### Records for the task
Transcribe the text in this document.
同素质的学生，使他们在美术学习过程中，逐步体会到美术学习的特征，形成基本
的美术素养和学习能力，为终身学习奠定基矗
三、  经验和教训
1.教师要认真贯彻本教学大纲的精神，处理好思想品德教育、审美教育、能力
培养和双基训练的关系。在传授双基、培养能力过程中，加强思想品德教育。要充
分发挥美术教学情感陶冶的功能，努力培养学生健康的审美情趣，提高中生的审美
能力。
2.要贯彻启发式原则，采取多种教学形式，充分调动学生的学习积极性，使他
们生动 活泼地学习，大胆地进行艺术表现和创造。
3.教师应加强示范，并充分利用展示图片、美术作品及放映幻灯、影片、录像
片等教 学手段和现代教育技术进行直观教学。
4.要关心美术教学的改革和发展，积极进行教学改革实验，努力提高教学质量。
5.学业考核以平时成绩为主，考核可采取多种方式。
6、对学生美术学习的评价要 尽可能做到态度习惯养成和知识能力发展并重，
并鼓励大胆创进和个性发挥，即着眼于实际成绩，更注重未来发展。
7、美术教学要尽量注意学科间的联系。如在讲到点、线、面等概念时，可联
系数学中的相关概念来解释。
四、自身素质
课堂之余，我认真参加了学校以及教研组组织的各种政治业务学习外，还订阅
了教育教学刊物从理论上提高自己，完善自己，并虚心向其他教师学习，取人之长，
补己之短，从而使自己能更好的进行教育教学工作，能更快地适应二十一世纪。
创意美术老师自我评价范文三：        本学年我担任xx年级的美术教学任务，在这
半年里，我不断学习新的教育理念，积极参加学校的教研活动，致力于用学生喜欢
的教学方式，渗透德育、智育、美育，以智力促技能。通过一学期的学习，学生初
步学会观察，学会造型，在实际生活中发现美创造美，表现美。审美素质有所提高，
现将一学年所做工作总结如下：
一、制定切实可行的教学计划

### Brief
Copy every line of the material, please, keeping it exactly the same.

### Worked solution
Transcribe the text in this document.
同素质的学生，使他们在美术学习过程中，逐步体会到美术学习的特征，形成基本
的美术素养和学习能力，为终身学习奠定基矗
三、  经验和教训
1.教师要认真贯彻本教学大纲的精神，处理好思想品德教育、审美教育、能力
培养和双基训练的关系。在传授双基、培养能力过程中，加强思想品德教育。要充
分发挥美术教学情感陶冶的功能，努力培养学生健康的审美情趣，提高中生的审美
能力。
2.要贯彻启发式原则，采取多种教学形式，充分调动学生的学习积极性，使他
们生动 活泼地学习，大胆地进行艺术表现和创造。
3.教师应加强示范，并充分利用展示图片、美术作品及放映幻灯、影片、录像
片等教 学手段和现代教育技术进行直观教学。
4.要关心美术教学的改革和发展，积极进行教学改革实验，努力提高教学质量。
5.学业考核以平时成绩为主，考核可采取多种方式。
6、对学生美术学习的评价要 尽可能做到态度习惯养成和知识能力发展并重，
并鼓励大胆创进和个性发挥，即着眼于实际成绩，更注重未来发展。
7、美术教学要尽量注意学科间的联系。如在讲到点、线、面等概念时，可联
系数学中的相关概念来解释。
四、自身素质
课堂之余，我认真参加了学校以及教研组组织的各种政治业务学习外，还订阅
了教育教学刊物从理论上提高自己，完善自己，并虚心向其他教师学习，取人之长，
补己之短，从而使自己能更好的进行教育教学工作，能更快地适应二十一世纪。
创意美术老师自我评价范文三：        本学年我担任xx年级的美术教学任务，在这
半年里，我不断学习新的教育理念，积极参加学校的教研活动，致力于用学生喜欢
的教学方式，渗透德育、智育、美育，以智力促技能。通过一学期的学习，学生初
步学会观察，学会造型，在实际生活中发现美创造美，表现美。审美素质有所提高，
现将一学年所做工作总结如下：
一、制定切实可行的教学计划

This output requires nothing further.